### REQUIREMENTS
Leave out the pictures and reproduce all of the data exactly.

----------------------------------------

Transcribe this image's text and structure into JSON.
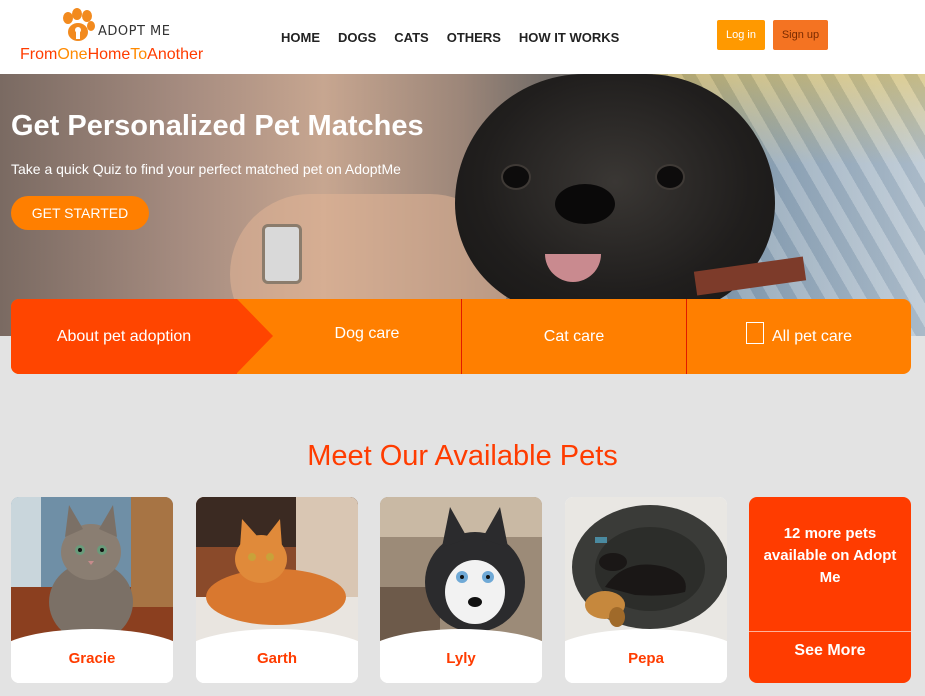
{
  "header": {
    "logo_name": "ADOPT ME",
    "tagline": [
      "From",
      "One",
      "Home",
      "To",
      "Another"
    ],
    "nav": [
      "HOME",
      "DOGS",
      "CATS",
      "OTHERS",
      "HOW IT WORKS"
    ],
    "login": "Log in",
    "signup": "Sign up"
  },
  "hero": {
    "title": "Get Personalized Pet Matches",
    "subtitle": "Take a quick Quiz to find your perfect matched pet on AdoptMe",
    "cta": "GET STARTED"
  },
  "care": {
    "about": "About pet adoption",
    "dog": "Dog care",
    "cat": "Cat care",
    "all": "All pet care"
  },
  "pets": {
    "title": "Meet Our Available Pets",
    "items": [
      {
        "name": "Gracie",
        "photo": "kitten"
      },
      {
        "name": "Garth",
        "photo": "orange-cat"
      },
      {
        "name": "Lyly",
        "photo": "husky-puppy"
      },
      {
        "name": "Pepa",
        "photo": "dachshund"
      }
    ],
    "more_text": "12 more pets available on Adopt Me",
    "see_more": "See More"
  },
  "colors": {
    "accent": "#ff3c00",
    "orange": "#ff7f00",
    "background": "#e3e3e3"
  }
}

----------------------------------------

### SOLVED EXERCISE
Transcribe this image's text and structure into JSON.
{
  "header": {
    "logo_name": "ADOPT ME",
    "tagline": [
      "From",
      "One",
      "Home",
      "To",
      "Another"
    ],
    "nav": [
      "HOME",
      "DOGS",
      "CATS",
      "OTHERS",
      "HOW IT WORKS"
    ],
    "login": "Log in",
    "signup": "Sign up"
  },
  "hero": {
    "title": "Get Personalized Pet Matches",
    "subtitle": "Take a quick Quiz to find your perfect matched pet on AdoptMe",
    "cta": "GET STARTED"
  },
  "care": {
    "about": "About pet adoption",
    "dog": "Dog care",
    "cat": "Cat care",
    "all": "All pet care"
  },
  "pets": {
    "title": "Meet Our Available Pets",
    "items": [
      {
        "name": "Gracie",
        "photo": "kitten"
      },
      {
        "name": "Garth",
        "photo": "orange-cat"
      },
      {
        "name": "Lyly",
        "photo": "husky-puppy"
      },
      {
        "name": "Pepa",
        "photo": "dachshund"
      }
    ],
    "more_text": "12 more pets available on Adopt Me",
    "see_more": "See More"
  },
  "colors": {
    "accent": "#ff3c00",
    "orange": "#ff7f00",
    "background": "#e3e3e3"
  }
}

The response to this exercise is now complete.